RAW RECORDS
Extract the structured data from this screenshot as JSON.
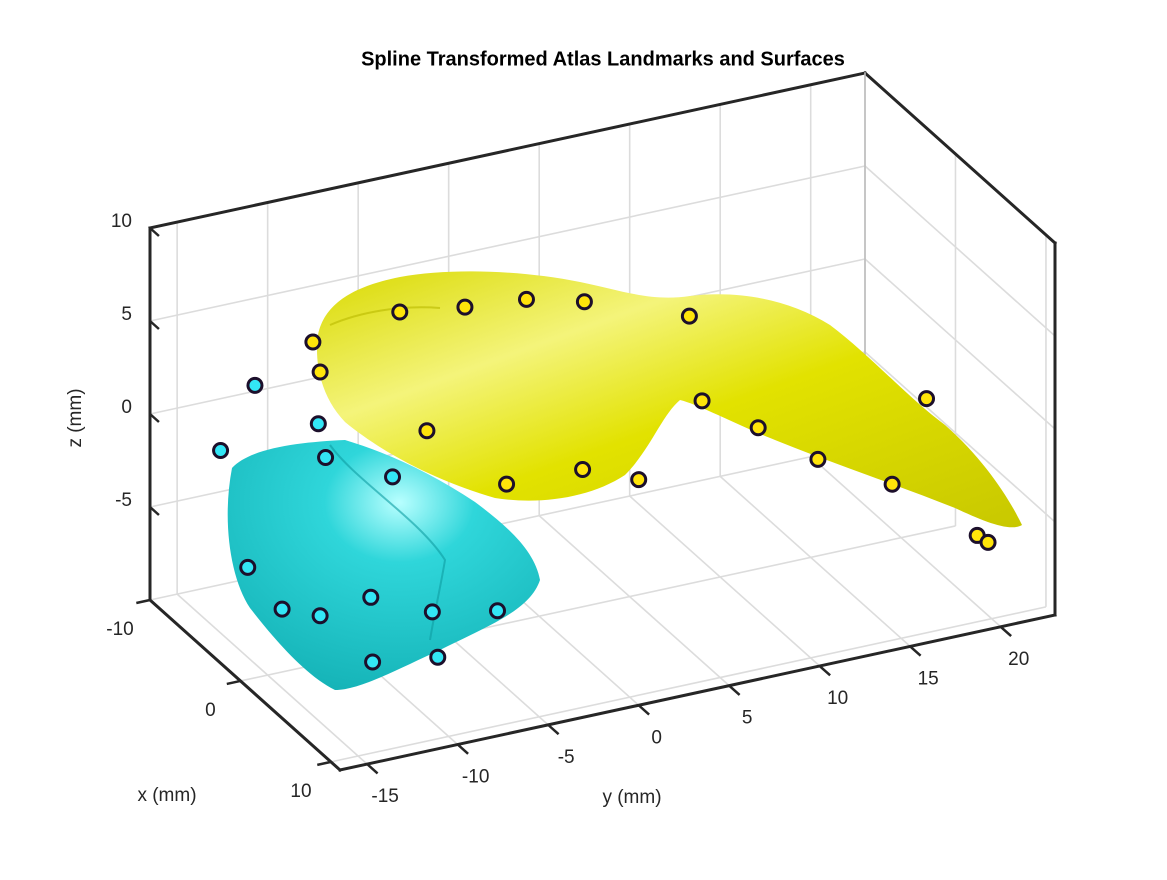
{
  "chart_data": {
    "type": "scatter3d",
    "title": "Spline Transformed Atlas Landmarks and Surfaces",
    "xlabel": "x (mm)",
    "ylabel": "y (mm)",
    "zlabel": "z (mm)",
    "xlim": [
      -10,
      11
    ],
    "ylim": [
      -16.5,
      23
    ],
    "zlim": [
      -10,
      10
    ],
    "xticks": [
      -10,
      0,
      10
    ],
    "yticks": [
      -15,
      -10,
      -5,
      0,
      5,
      10,
      15,
      20
    ],
    "zticks": [
      -5,
      0,
      5,
      10
    ],
    "grid": true,
    "box": true,
    "series": [
      {
        "color": "#33e6f6",
        "x": [
          -3,
          -3,
          -3,
          -3,
          0,
          -3,
          3,
          3,
          3,
          3,
          3,
          3,
          3
        ],
        "y": [
          -14.2,
          -16.1,
          -10.7,
          -10.3,
          -8.1,
          -14.6,
          -15.7,
          -13.6,
          -10.8,
          -7.4,
          -3.8,
          -10.7,
          -7.1
        ],
        "z": [
          4.1,
          1.0,
          1.3,
          -0.6,
          -0.8,
          -5.6,
          -5.0,
          -5.8,
          -5.4,
          -6.9,
          -7.6,
          -8.9,
          -9.4
        ]
      },
      {
        "color": "#ffe40a",
        "x": [
          -2,
          -2,
          -2,
          -2,
          -2,
          -2,
          -2,
          -2,
          -2,
          -2,
          -2,
          -2,
          -2,
          -2,
          -2,
          -2,
          4,
          4
        ],
        "y": [
          -11.5,
          -11.1,
          -6.7,
          -3.1,
          0.3,
          3.5,
          9.3,
          -5.2,
          -0.8,
          3.4,
          6.5,
          10.0,
          13.1,
          16.4,
          20.5,
          22.4,
          22.2,
          22.8
        ],
        "z": [
          6.3,
          4.6,
          6.9,
          6.4,
          6.1,
          5.3,
          3.3,
          0.2,
          -3.6,
          -3.7,
          -4.9,
          -1.4,
          -3.5,
          -5.9,
          -8.1,
          -3.9,
          -8.6,
          -9.1
        ]
      }
    ]
  }
}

GOAL
Copy the entries exactly. Leave out the images.

TASK ANSWER
Extract the structured data from this screenshot as JSON.
{
  "chart_data": {
    "type": "scatter3d",
    "title": "Spline Transformed Atlas Landmarks and Surfaces",
    "xlabel": "x (mm)",
    "ylabel": "y (mm)",
    "zlabel": "z (mm)",
    "xlim": [
      -10,
      11
    ],
    "ylim": [
      -16.5,
      23
    ],
    "zlim": [
      -10,
      10
    ],
    "xticks": [
      -10,
      0,
      10
    ],
    "yticks": [
      -15,
      -10,
      -5,
      0,
      5,
      10,
      15,
      20
    ],
    "zticks": [
      -5,
      0,
      5,
      10
    ],
    "grid": true,
    "box": true,
    "series": [
      {
        "color": "#33e6f6",
        "x": [
          -3,
          -3,
          -3,
          -3,
          0,
          -3,
          3,
          3,
          3,
          3,
          3,
          3,
          3
        ],
        "y": [
          -14.2,
          -16.1,
          -10.7,
          -10.3,
          -8.1,
          -14.6,
          -15.7,
          -13.6,
          -10.8,
          -7.4,
          -3.8,
          -10.7,
          -7.1
        ],
        "z": [
          4.1,
          1.0,
          1.3,
          -0.6,
          -0.8,
          -5.6,
          -5.0,
          -5.8,
          -5.4,
          -6.9,
          -7.6,
          -8.9,
          -9.4
        ]
      },
      {
        "color": "#ffe40a",
        "x": [
          -2,
          -2,
          -2,
          -2,
          -2,
          -2,
          -2,
          -2,
          -2,
          -2,
          -2,
          -2,
          -2,
          -2,
          -2,
          -2,
          4,
          4
        ],
        "y": [
          -11.5,
          -11.1,
          -6.7,
          -3.1,
          0.3,
          3.5,
          9.3,
          -5.2,
          -0.8,
          3.4,
          6.5,
          10.0,
          13.1,
          16.4,
          20.5,
          22.4,
          22.2,
          22.8
        ],
        "z": [
          6.3,
          4.6,
          6.9,
          6.4,
          6.1,
          5.3,
          3.3,
          0.2,
          -3.6,
          -3.7,
          -4.9,
          -1.4,
          -3.5,
          -5.9,
          -8.1,
          -3.9,
          -8.6,
          -9.1
        ]
      }
    ]
  }
}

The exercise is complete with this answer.